◆ **BRIEF**: Within the records that follow, find every line containing the string "will". Copy those lines.

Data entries
===

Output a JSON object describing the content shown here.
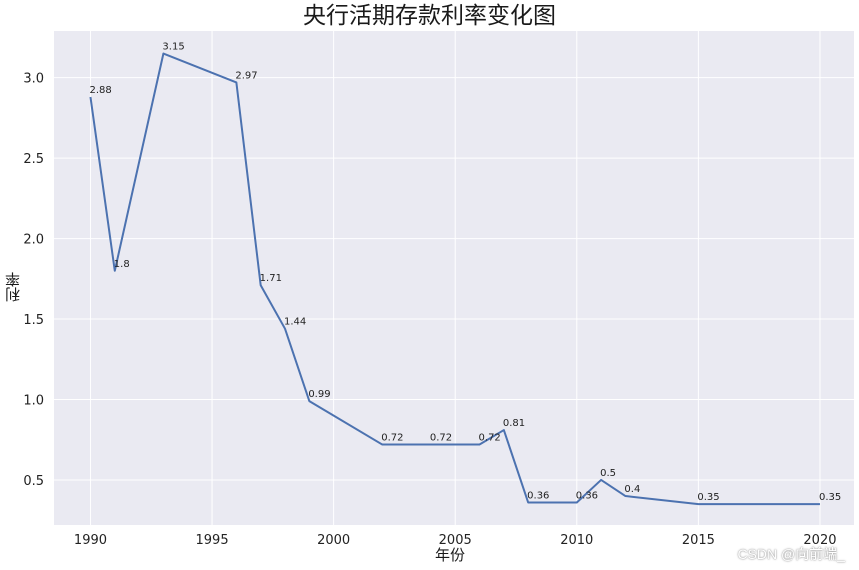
{
  "page": {
    "watermark": "CSDN @向前端_"
  },
  "chart_data": {
    "type": "line",
    "title": "央行活期存款利率变化图",
    "xlabel": "年份",
    "ylabel": "利率",
    "x": [
      1990,
      1991,
      1993,
      1996,
      1997,
      1998,
      1999,
      2002,
      2004,
      2006,
      2007,
      2008,
      2010,
      2011,
      2012,
      2015,
      2020
    ],
    "series": [
      {
        "values": [
          2.88,
          1.8,
          3.15,
          2.97,
          1.71,
          1.44,
          0.99,
          0.72,
          0.72,
          0.72,
          0.81,
          0.36,
          0.36,
          0.5,
          0.4,
          0.35,
          0.35
        ]
      }
    ],
    "data_labels": [
      "2.88",
      "1.8",
      "3.15",
      "2.97",
      "1.71",
      "1.44",
      "0.99",
      "0.72",
      "0.72",
      "0.72",
      "0.81",
      "0.36",
      "0.36",
      "0.5",
      "0.4",
      "0.35",
      "0.35"
    ],
    "xlim": [
      1988.5,
      2021.4
    ],
    "ylim": [
      0.22,
      3.29
    ],
    "xticks": [
      1990,
      1995,
      2000,
      2005,
      2010,
      2015,
      2020
    ],
    "xtick_labels": [
      "1990",
      "1995",
      "2000",
      "2005",
      "2010",
      "2015",
      "2020"
    ],
    "yticks": [
      0.5,
      1.0,
      1.5,
      2.0,
      2.5,
      3.0
    ],
    "ytick_labels": [
      "0.5",
      "1.0",
      "1.5",
      "2.0",
      "2.5",
      "3.0"
    ],
    "grid": true,
    "colors": {
      "line": "#4c72b0",
      "background": "#eaeaf2",
      "grid": "#ffffff"
    }
  }
}
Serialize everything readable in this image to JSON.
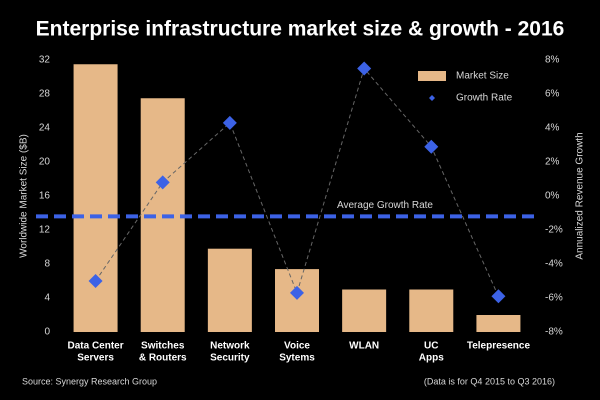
{
  "chart_data": {
    "type": "bar",
    "title": "Enterprise infrastructure market size & growth - 2016",
    "categories": [
      [
        "Data Center",
        "Servers"
      ],
      [
        "Switches",
        "& Routers"
      ],
      [
        "Network",
        "Security"
      ],
      [
        "Voice",
        "Sytems"
      ],
      [
        "WLAN"
      ],
      [
        "UC",
        "Apps"
      ],
      [
        "Telepresence"
      ]
    ],
    "ylabel": "Worldwide Market Size ($B)",
    "y2label": "Annualized Revenue Growth",
    "ylim": [
      0,
      32
    ],
    "yticks": [
      0,
      4,
      8,
      12,
      16,
      20,
      24,
      28,
      32
    ],
    "y2lim": [
      -8,
      8
    ],
    "y2ticks": [
      {
        "value": -8,
        "label": "-8%"
      },
      {
        "value": -6,
        "label": "-6%"
      },
      {
        "value": -4,
        "label": "-4%"
      },
      {
        "value": -2,
        "label": "-2%"
      },
      {
        "value": 0,
        "label": "0%"
      },
      {
        "value": 2,
        "label": "2%"
      },
      {
        "value": 4,
        "label": "4%"
      },
      {
        "value": 6,
        "label": "6%"
      },
      {
        "value": 8,
        "label": "8%"
      }
    ],
    "series": [
      {
        "name": "Market Size",
        "type": "bar",
        "color": "#e6b888",
        "values": [
          31.5,
          27.5,
          9.8,
          7.4,
          5,
          5,
          2
        ]
      },
      {
        "name": "Growth Rate",
        "type": "line",
        "axis": "y2",
        "color": "#3c62e6",
        "values": [
          -5,
          0.8,
          4.3,
          -5.7,
          7.5,
          2.9,
          -5.9
        ]
      }
    ],
    "reference_line": {
      "label": "Average Growth Rate",
      "axis": "y2",
      "value": -1.2,
      "color": "#3c62e6"
    },
    "legend": "upper right",
    "source": "Source: Synergy Research Group",
    "note": "(Data is for Q4 2015 to Q3 2016)"
  }
}
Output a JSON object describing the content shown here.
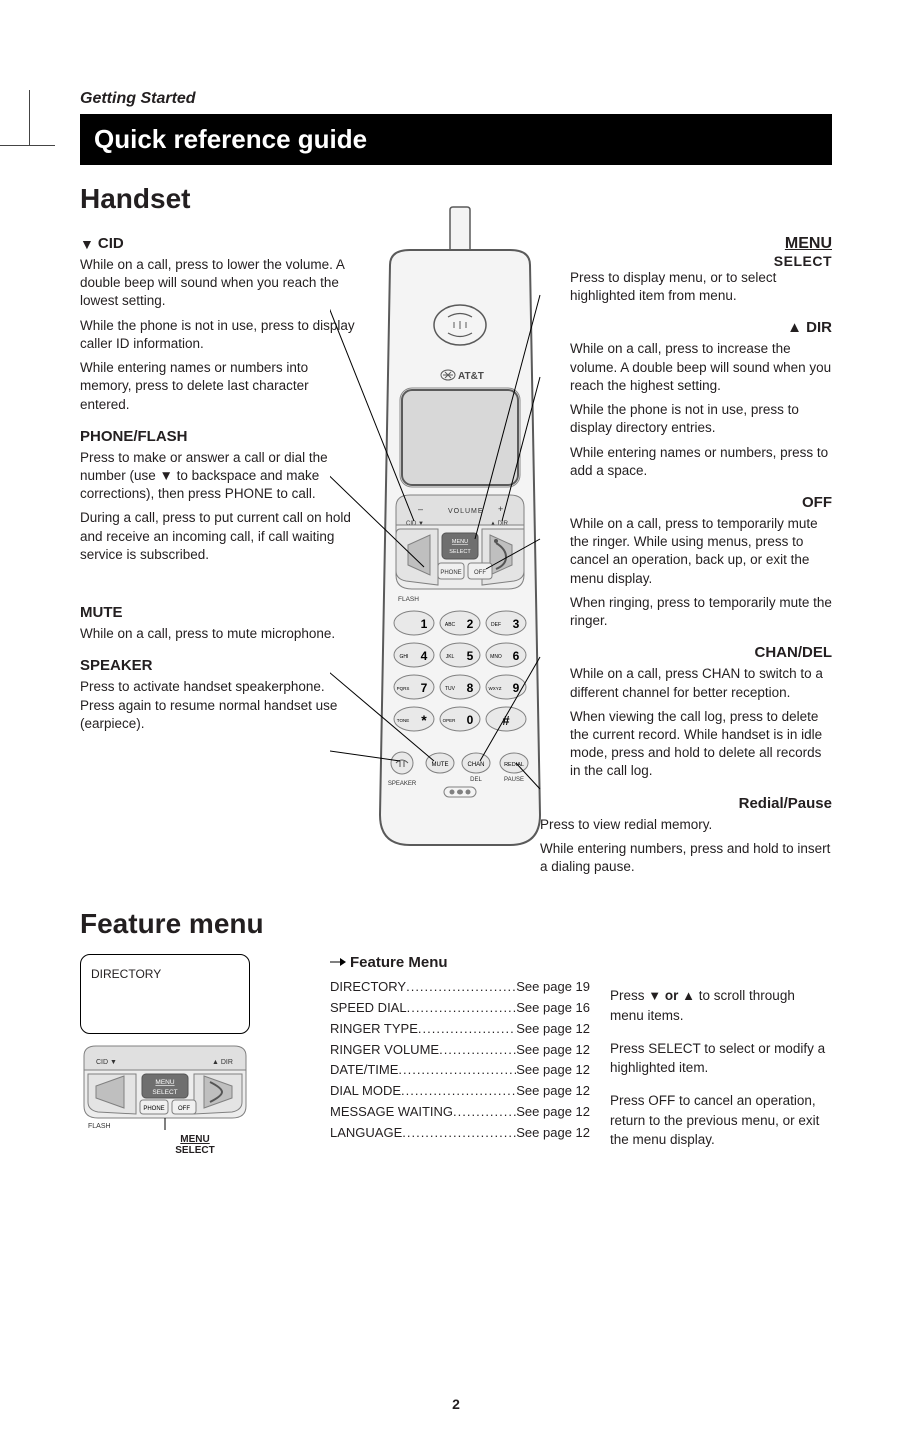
{
  "page_number": "2",
  "section_label": "Getting Started",
  "title_bar": "Quick reference guide",
  "handset_heading": "Handset",
  "feature_menu_heading": "Feature menu",
  "left": {
    "cid": {
      "heading": "CID",
      "p1": "While on a call, press to lower the volume. A double beep will sound when you reach the lowest setting.",
      "p2": "While the phone is not in use, press to display caller ID information.",
      "p3": "While entering names or numbers into memory, press to delete last character entered."
    },
    "phone_flash": {
      "heading": "PHONE/FLASH",
      "p1": "Press to make or answer a call or dial the number (use ▼ to backspace and make corrections), then press PHONE to call.",
      "p2": "During a call, press to put current call on hold and receive an incoming call, if call waiting service is subscribed."
    },
    "mute": {
      "heading": "MUTE",
      "p1": "While on a call, press to mute microphone."
    },
    "speaker": {
      "heading": "SPEAKER",
      "p1": "Press to activate handset speakerphone. Press again to resume normal handset use (earpiece)."
    }
  },
  "right": {
    "menu_select": {
      "menu": "MENU",
      "select": "SELECT",
      "p1": "Press to display menu, or to select highlighted item from menu."
    },
    "dir": {
      "heading": "DIR",
      "p1": "While on a call, press to increase the volume. A double beep will sound when you reach the highest setting.",
      "p2": "While the phone is not in use, press to display directory entries.",
      "p3": "While entering names or numbers, press to add a space."
    },
    "off": {
      "heading": "OFF",
      "p1": "While on a call, press to temporarily mute the ringer. While using menus, press to cancel an operation, back up, or exit the menu display.",
      "p2": "When ringing, press to temporarily mute the ringer."
    },
    "chan_del": {
      "heading": "CHAN/DEL",
      "p1": "While on a call, press CHAN to switch to a different channel for better reception.",
      "p2": "When viewing the call log, press to delete the current record. While handset is in idle mode, press and hold to delete all records in the call log."
    },
    "redial_pause": {
      "heading": "Redial/Pause",
      "p1": "Press to view redial memory.",
      "p2": "While entering numbers, press and hold to insert a dialing pause."
    }
  },
  "feature_menu": {
    "screen_text": "DIRECTORY",
    "heading": "Feature Menu",
    "items": [
      {
        "label": "DIRECTORY",
        "page": "See page 19"
      },
      {
        "label": "SPEED DIAL",
        "page": "See page 16"
      },
      {
        "label": "RINGER TYPE",
        "page": "See page 12"
      },
      {
        "label": "RINGER VOLUME",
        "page": "See page 12"
      },
      {
        "label": "DATE/TIME",
        "page": "See page 12"
      },
      {
        "label": "DIAL MODE",
        "page": "See page 12"
      },
      {
        "label": "MESSAGE WAITING",
        "page": "See page 12"
      },
      {
        "label": "LANGUAGE",
        "page": "See page 12"
      }
    ],
    "instructions": {
      "p1_a": "Press ",
      "p1_b": " or ",
      "p1_c": " to scroll through menu items.",
      "p2": "Press SELECT to select or modify a highlighted item.",
      "p3": "Press OFF to cancel an operation, return to the previous menu, or exit the menu display."
    },
    "keypad_labels": {
      "menu": "MENU",
      "select": "SELECT"
    }
  },
  "phone_diagram": {
    "brand": "AT&T",
    "labels": {
      "volume": "VOLUME",
      "cid": "CID",
      "dir": "DIR",
      "menu": "MENU",
      "select": "SELECT",
      "phone": "PHONE",
      "off": "OFF",
      "flash": "FLASH",
      "mute": "MUTE",
      "chan": "CHAN",
      "del": "DEL",
      "redial": "REDIAL",
      "pause": "PAUSE",
      "speaker": "SPEAKER",
      "tone": "TONE",
      "oper": "OPER"
    },
    "keys": [
      {
        "n": "1",
        "l": ""
      },
      {
        "n": "2",
        "l": "ABC"
      },
      {
        "n": "3",
        "l": "DEF"
      },
      {
        "n": "4",
        "l": "GHI"
      },
      {
        "n": "5",
        "l": "JKL"
      },
      {
        "n": "6",
        "l": "MNO"
      },
      {
        "n": "7",
        "l": "PQRS"
      },
      {
        "n": "8",
        "l": "TUV"
      },
      {
        "n": "9",
        "l": "WXYZ"
      },
      {
        "n": "*",
        "l": ""
      },
      {
        "n": "0",
        "l": "OPER"
      },
      {
        "n": "#",
        "l": ""
      }
    ],
    "colors": {
      "outline": "#5a5a5a",
      "fill": "#f4f4f4",
      "screen": "#d8d8d8",
      "key": "#e9e9e9",
      "keyStroke": "#808080",
      "dark": "#6f6f6f",
      "callout": "#000"
    }
  }
}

===

◆ **EXPECTED ANSWER**:
      "p1": "While on a call, press to lower the volume. A double beep will sound when you reach the lowest setting.",
      "p1": "While on a call, press to increase the volume. A double beep will sound when you reach the highest setting.",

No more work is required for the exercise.